**Problem requirements**
All of the data below must be repeated exactly.

**Working data**

** begin **

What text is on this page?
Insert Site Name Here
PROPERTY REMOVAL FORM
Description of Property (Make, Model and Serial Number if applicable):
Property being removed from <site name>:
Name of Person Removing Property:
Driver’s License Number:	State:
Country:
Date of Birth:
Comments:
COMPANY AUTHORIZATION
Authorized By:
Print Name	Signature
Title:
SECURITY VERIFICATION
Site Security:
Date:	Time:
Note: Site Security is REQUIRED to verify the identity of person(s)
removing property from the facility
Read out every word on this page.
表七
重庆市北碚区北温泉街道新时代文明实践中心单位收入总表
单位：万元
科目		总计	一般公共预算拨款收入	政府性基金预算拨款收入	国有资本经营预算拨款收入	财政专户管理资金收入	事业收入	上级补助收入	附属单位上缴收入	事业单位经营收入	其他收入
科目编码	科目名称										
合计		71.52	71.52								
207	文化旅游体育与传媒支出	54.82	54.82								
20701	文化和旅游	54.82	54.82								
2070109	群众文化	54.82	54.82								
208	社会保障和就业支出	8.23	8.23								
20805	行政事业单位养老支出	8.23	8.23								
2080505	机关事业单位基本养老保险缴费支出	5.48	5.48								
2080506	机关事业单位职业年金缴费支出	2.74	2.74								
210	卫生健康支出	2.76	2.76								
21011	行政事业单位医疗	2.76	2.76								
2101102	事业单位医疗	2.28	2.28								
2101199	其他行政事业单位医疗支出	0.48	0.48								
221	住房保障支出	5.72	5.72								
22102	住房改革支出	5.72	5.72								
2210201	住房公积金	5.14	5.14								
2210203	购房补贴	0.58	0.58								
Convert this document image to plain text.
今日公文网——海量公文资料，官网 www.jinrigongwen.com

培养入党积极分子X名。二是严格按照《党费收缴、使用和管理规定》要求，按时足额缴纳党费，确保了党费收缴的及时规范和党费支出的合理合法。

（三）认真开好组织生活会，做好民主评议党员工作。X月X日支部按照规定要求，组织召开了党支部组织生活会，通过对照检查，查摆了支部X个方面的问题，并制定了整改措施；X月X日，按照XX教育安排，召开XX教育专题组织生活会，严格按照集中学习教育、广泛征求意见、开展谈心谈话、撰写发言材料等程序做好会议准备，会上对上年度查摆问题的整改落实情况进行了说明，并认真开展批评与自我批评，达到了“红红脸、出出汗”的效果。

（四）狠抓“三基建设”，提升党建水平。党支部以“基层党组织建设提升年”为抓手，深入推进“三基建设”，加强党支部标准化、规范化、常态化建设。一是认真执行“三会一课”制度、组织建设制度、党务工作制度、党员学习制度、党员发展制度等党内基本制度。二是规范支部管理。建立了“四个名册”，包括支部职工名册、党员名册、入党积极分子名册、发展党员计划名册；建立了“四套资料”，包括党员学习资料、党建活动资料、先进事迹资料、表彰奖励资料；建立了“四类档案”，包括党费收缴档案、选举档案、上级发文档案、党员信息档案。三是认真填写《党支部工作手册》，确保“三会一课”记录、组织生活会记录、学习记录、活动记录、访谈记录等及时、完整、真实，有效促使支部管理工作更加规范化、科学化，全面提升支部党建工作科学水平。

** end **

**Written response**
What text is on this page?
Insert Site Name Here
PROPERTY REMOVAL FORM
Description of Property (Make, Model and Serial Number if applicable):
Property being removed from <site name>:
Name of Person Removing Property:
Driver’s License Number:	State:
Country:
Date of Birth:
Comments:
COMPANY AUTHORIZATION
Authorized By:
Print Name	Signature
Title:
SECURITY VERIFICATION
Site Security:
Date:	Time:
Note: Site Security is REQUIRED to verify the identity of person(s)
removing property from the facility
Read out every word on this page.
表七
重庆市北碚区北温泉街道新时代文明实践中心单位收入总表
单位：万元
科目		总计	一般公共预算拨款收入	政府性基金预算拨款收入	国有资本经营预算拨款收入	财政专户管理资金收入	事业收入	上级补助收入	附属单位上缴收入	事业单位经营收入	其他收入
科目编码	科目名称										
合计		71.52	71.52								
207	文化旅游体育与传媒支出	54.82	54.82								
20701	文化和旅游	54.82	54.82								
2070109	群众文化	54.82	54.82								
208	社会保障和就业支出	8.23	8.23								
20805	行政事业单位养老支出	8.23	8.23								
2080505	机关事业单位基本养老保险缴费支出	5.48	5.48								
2080506	机关事业单位职业年金缴费支出	2.74	2.74								
210	卫生健康支出	2.76	2.76								
21011	行政事业单位医疗	2.76	2.76								
2101102	事业单位医疗	2.28	2.28								
2101199	其他行政事业单位医疗支出	0.48	0.48								
221	住房保障支出	5.72	5.72								
22102	住房改革支出	5.72	5.72								
2210201	住房公积金	5.14	5.14								
2210203	购房补贴	0.58	0.58								
Convert this document image to plain text.
今日公文网——海量公文资料，官网 www.jinrigongwen.com

培养入党积极分子X名。二是严格按照《党费收缴、使用和管理规定》要求，按时足额缴纳党费，确保了党费收缴的及时规范和党费支出的合理合法。

（三）认真开好组织生活会，做好民主评议党员工作。X月X日支部按照规定要求，组织召开了党支部组织生活会，通过对照检查，查摆了支部X个方面的问题，并制定了整改措施；X月X日，按照XX教育安排，召开XX教育专题组织生活会，严格按照集中学习教育、广泛征求意见、开展谈心谈话、撰写发言材料等程序做好会议准备，会上对上年度查摆问题的整改落实情况进行了说明，并认真开展批评与自我批评，达到了“红红脸、出出汗”的效果。

（四）狠抓“三基建设”，提升党建水平。党支部以“基层党组织建设提升年”为抓手，深入推进“三基建设”，加强党支部标准化、规范化、常态化建设。一是认真执行“三会一课”制度、组织建设制度、党务工作制度、党员学习制度、党员发展制度等党内基本制度。二是规范支部管理。建立了“四个名册”，包括支部职工名册、党员名册、入党积极分子名册、发展党员计划名册；建立了“四套资料”，包括党员学习资料、党建活动资料、先进事迹资料、表彰奖励资料；建立了“四类档案”，包括党费收缴档案、选举档案、上级发文档案、党员信息档案。三是认真填写《党支部工作手册》，确保“三会一课”记录、组织生活会记录、学习记录、活动记录、访谈记录等及时、完整、真实，有效促使支部管理工作更加规范化、科学化，全面提升支部党建工作科学水平。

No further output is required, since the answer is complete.